Stored entries:
________________________

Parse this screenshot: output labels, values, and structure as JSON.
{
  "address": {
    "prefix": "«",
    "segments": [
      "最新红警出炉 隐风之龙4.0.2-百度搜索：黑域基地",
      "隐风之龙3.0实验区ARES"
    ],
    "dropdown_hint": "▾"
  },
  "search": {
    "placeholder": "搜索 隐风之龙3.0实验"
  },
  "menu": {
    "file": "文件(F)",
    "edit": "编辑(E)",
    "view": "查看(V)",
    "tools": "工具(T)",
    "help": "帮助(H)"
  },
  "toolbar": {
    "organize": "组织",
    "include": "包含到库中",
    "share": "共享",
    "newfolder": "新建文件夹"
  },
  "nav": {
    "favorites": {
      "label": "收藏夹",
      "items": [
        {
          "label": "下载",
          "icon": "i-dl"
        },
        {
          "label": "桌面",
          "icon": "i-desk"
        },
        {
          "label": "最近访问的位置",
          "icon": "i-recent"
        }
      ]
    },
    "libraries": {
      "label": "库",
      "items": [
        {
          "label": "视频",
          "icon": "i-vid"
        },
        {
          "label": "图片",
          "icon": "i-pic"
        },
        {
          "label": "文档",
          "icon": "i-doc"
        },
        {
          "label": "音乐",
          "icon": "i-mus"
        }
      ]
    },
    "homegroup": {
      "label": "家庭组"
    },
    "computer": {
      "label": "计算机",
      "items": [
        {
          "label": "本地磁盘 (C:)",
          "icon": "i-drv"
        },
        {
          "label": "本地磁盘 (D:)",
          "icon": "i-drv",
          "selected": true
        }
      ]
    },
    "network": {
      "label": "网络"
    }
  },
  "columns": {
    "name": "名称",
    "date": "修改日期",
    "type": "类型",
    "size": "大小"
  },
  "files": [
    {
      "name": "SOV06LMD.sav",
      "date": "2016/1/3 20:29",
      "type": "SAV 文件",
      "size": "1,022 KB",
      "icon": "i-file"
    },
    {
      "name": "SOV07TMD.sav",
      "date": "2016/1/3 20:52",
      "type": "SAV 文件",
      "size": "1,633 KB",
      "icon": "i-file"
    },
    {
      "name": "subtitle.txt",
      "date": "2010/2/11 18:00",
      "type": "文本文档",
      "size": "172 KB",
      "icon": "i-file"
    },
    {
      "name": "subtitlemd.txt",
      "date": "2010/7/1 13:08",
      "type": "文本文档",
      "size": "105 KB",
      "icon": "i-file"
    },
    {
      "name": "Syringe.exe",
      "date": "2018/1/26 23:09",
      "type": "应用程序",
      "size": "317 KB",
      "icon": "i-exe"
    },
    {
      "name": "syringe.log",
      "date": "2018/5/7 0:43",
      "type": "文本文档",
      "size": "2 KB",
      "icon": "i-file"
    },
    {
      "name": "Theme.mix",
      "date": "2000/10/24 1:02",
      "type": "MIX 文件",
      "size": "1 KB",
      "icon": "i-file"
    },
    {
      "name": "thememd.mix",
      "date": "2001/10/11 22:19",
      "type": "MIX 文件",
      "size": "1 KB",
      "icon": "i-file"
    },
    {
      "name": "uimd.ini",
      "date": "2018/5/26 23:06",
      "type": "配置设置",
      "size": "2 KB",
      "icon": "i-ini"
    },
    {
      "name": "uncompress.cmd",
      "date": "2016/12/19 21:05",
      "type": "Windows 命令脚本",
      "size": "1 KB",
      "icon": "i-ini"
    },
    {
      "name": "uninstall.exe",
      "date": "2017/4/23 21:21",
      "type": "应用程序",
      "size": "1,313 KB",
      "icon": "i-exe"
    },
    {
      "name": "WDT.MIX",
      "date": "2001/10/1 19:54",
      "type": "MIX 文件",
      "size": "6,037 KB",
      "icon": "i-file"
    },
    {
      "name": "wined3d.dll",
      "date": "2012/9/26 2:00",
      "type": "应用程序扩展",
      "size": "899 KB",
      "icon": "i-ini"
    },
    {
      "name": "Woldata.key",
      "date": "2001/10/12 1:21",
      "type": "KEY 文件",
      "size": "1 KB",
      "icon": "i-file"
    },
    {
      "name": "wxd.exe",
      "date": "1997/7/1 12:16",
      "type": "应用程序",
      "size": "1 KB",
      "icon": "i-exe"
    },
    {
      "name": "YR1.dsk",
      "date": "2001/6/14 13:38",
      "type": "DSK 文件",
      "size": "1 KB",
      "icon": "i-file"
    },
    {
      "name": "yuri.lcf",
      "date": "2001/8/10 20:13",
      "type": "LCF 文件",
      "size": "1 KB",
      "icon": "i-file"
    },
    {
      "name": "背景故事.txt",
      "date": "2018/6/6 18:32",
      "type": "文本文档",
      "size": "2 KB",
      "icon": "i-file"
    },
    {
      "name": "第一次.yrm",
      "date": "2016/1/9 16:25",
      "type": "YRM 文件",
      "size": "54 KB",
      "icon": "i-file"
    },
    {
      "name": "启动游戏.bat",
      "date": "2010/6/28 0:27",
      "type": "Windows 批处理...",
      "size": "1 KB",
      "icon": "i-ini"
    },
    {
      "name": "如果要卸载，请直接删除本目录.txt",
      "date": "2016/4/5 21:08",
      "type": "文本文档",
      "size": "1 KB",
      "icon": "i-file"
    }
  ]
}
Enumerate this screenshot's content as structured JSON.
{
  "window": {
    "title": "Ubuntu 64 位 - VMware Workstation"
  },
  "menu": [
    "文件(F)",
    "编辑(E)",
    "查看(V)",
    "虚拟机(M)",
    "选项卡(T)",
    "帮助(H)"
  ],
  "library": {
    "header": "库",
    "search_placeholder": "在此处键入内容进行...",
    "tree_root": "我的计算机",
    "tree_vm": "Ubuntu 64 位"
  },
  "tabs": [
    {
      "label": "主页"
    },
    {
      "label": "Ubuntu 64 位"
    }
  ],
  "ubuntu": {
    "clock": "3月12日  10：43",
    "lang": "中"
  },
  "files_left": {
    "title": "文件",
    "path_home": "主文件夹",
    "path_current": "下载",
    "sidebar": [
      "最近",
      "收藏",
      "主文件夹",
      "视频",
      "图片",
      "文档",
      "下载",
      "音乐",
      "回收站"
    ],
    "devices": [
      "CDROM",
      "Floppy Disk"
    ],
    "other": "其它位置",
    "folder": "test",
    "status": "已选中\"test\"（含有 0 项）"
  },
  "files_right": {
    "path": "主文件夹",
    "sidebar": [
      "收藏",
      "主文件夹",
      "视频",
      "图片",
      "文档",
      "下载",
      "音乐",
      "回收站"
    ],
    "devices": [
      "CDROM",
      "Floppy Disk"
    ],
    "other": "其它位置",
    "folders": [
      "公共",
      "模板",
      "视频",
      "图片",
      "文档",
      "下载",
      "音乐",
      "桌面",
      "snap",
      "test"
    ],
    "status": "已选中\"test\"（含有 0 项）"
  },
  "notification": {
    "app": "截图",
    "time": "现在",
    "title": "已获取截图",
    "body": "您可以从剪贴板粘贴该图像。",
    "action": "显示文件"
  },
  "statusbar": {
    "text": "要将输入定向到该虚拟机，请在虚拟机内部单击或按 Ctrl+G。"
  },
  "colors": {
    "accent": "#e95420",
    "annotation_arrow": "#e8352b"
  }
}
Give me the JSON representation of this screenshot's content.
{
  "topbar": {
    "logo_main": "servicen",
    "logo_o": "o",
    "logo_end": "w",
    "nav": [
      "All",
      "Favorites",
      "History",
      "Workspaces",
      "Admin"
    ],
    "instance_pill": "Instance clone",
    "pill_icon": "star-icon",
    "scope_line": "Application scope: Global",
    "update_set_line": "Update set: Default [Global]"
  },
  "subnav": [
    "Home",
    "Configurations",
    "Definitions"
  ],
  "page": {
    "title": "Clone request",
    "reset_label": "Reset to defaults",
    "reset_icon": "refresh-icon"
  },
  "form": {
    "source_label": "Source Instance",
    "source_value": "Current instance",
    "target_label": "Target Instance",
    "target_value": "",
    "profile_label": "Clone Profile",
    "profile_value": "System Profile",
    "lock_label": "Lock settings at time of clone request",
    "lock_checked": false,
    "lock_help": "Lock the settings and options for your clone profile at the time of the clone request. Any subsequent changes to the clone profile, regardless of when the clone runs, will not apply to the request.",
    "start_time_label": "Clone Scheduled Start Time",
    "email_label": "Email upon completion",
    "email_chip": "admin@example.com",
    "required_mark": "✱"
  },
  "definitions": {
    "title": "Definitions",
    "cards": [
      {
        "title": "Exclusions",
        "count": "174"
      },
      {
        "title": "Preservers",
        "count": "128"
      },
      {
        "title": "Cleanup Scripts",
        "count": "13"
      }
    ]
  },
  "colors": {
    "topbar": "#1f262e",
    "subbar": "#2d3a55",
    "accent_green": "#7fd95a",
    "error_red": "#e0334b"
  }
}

________________________

» **Set task**: Starting with the line that contains "Give me the", write out each line through the end of the listing, exactly as it appears, and include nothing else.

» **Answer to the task**:
Give me the JSON representation of this screenshot's content.
{
  "topbar": {
    "logo_main": "servicen",
    "logo_o": "o",
    "logo_end": "w",
    "nav": [
      "All",
      "Favorites",
      "History",
      "Workspaces",
      "Admin"
    ],
    "instance_pill": "Instance clone",
    "pill_icon": "star-icon",
    "scope_line": "Application scope: Global",
    "update_set_line": "Update set: Default [Global]"
  },
  "subnav": [
    "Home",
    "Configurations",
    "Definitions"
  ],
  "page": {
    "title": "Clone request",
    "reset_label": "Reset to defaults",
    "reset_icon": "refresh-icon"
  },
  "form": {
    "source_label": "Source Instance",
    "source_value": "Current instance",
    "target_label": "Target Instance",
    "target_value": "",
    "profile_label": "Clone Profile",
    "profile_value": "System Profile",
    "lock_label": "Lock settings at time of clone request",
    "lock_checked": false,
    "lock_help": "Lock the settings and options for your clone profile at the time of the clone request. Any subsequent changes to the clone profile, regardless of when the clone runs, will not apply to the request.",
    "start_time_label": "Clone Scheduled Start Time",
    "email_label": "Email upon completion",
    "email_chip": "admin@example.com",
    "required_mark": "✱"
  },
  "definitions": {
    "title": "Definitions",
    "cards": [
      {
        "title": "Exclusions",
        "count": "174"
      },
      {
        "title": "Preservers",
        "count": "128"
      },
      {
        "title": "Cleanup Scripts",
        "count": "13"
      }
    ]
  },
  "colors": {
    "topbar": "#1f262e",
    "subbar": "#2d3a55",
    "accent_green": "#7fd95a",
    "error_red": "#e0334b"
  }
}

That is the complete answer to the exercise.